• To do: When you reach a picture, leave it out; output everything else in the records exactly.

[Opening Records section]

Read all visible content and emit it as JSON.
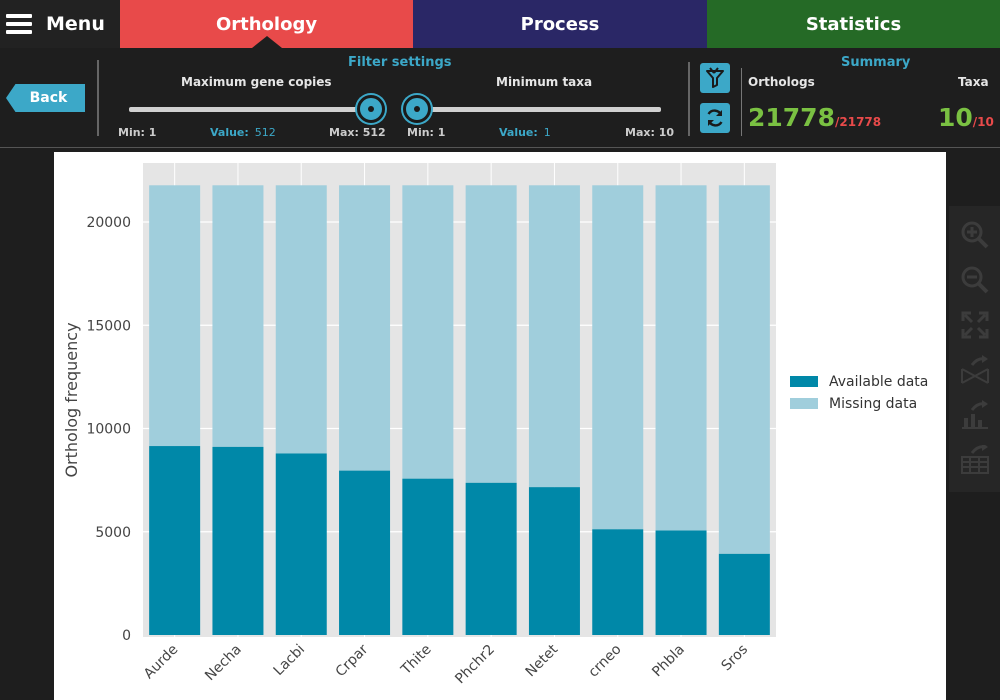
{
  "topbar": {
    "menu_label": "Menu",
    "tabs": [
      {
        "label": "Orthology",
        "color": "#e84a4a",
        "active": true
      },
      {
        "label": "Process",
        "color": "#2a2766"
      },
      {
        "label": "Statistics",
        "color": "#256a26"
      }
    ]
  },
  "filters": {
    "back_label": "Back",
    "title": "Filter settings",
    "max_gene_copies": {
      "label": "Maximum gene copies",
      "min_label": "Min: 1",
      "value_label": "Value:",
      "value": "512",
      "max_label": "Max: 512",
      "fraction": 1.0
    },
    "min_taxa": {
      "label": "Minimum taxa",
      "min_label": "Min: 1",
      "value_label": "Value:",
      "value": "1",
      "max_label": "Max: 10",
      "fraction": 0.0
    }
  },
  "summary": {
    "title": "Summary",
    "orthologs_label": "Orthologs",
    "orthologs_value": "21778",
    "orthologs_total": "/21778",
    "taxa_label": "Taxa",
    "taxa_value": "10",
    "taxa_total": "/10"
  },
  "colors": {
    "available": "#0088a8",
    "missing": "#a0cedc",
    "accent": "#3ca8c8",
    "green": "#7ac142",
    "red": "#e84a4a"
  },
  "chart_data": {
    "type": "bar",
    "stacked": true,
    "title": "",
    "xlabel": "",
    "ylabel": "Ortholog frequency",
    "ylim": [
      0,
      22000
    ],
    "yticks": [
      0,
      5000,
      10000,
      15000,
      20000
    ],
    "categories": [
      "Aurde",
      "Necha",
      "Lacbi",
      "Crpar",
      "Thite",
      "Phchr2",
      "Netet",
      "crneo",
      "Phbla",
      "Sros"
    ],
    "series": [
      {
        "name": "Available data",
        "values": [
          9150,
          9110,
          8790,
          7960,
          7570,
          7370,
          7160,
          5120,
          5060,
          3930
        ]
      },
      {
        "name": "Missing data",
        "values": [
          12628,
          12668,
          12988,
          13818,
          14208,
          14408,
          14618,
          16658,
          16718,
          17848
        ]
      }
    ],
    "legend": "right"
  },
  "toolbar_icons": [
    "zoom-in-icon",
    "zoom-out-icon",
    "fullscreen-icon",
    "export-figure-icon",
    "export-graph-icon",
    "export-table-icon"
  ]
}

[Closing Records section]

• Expected answer:
Read all visible content and emit it as JSON.
{
  "topbar": {
    "menu_label": "Menu",
    "tabs": [
      {
        "label": "Orthology",
        "color": "#e84a4a",
        "active": true
      },
      {
        "label": "Process",
        "color": "#2a2766"
      },
      {
        "label": "Statistics",
        "color": "#256a26"
      }
    ]
  },
  "filters": {
    "back_label": "Back",
    "title": "Filter settings",
    "max_gene_copies": {
      "label": "Maximum gene copies",
      "min_label": "Min: 1",
      "value_label": "Value:",
      "value": "512",
      "max_label": "Max: 512",
      "fraction": 1.0
    },
    "min_taxa": {
      "label": "Minimum taxa",
      "min_label": "Min: 1",
      "value_label": "Value:",
      "value": "1",
      "max_label": "Max: 10",
      "fraction": 0.0
    }
  },
  "summary": {
    "title": "Summary",
    "orthologs_label": "Orthologs",
    "orthologs_value": "21778",
    "orthologs_total": "/21778",
    "taxa_label": "Taxa",
    "taxa_value": "10",
    "taxa_total": "/10"
  },
  "colors": {
    "available": "#0088a8",
    "missing": "#a0cedc",
    "accent": "#3ca8c8",
    "green": "#7ac142",
    "red": "#e84a4a"
  },
  "chart_data": {
    "type": "bar",
    "stacked": true,
    "title": "",
    "xlabel": "",
    "ylabel": "Ortholog frequency",
    "ylim": [
      0,
      22000
    ],
    "yticks": [
      0,
      5000,
      10000,
      15000,
      20000
    ],
    "categories": [
      "Aurde",
      "Necha",
      "Lacbi",
      "Crpar",
      "Thite",
      "Phchr2",
      "Netet",
      "crneo",
      "Phbla",
      "Sros"
    ],
    "series": [
      {
        "name": "Available data",
        "values": [
          9150,
          9110,
          8790,
          7960,
          7570,
          7370,
          7160,
          5120,
          5060,
          3930
        ]
      },
      {
        "name": "Missing data",
        "values": [
          12628,
          12668,
          12988,
          13818,
          14208,
          14408,
          14618,
          16658,
          16718,
          17848
        ]
      }
    ],
    "legend": "right"
  },
  "toolbar_icons": [
    "zoom-in-icon",
    "zoom-out-icon",
    "fullscreen-icon",
    "export-figure-icon",
    "export-graph-icon",
    "export-table-icon"
  ]
}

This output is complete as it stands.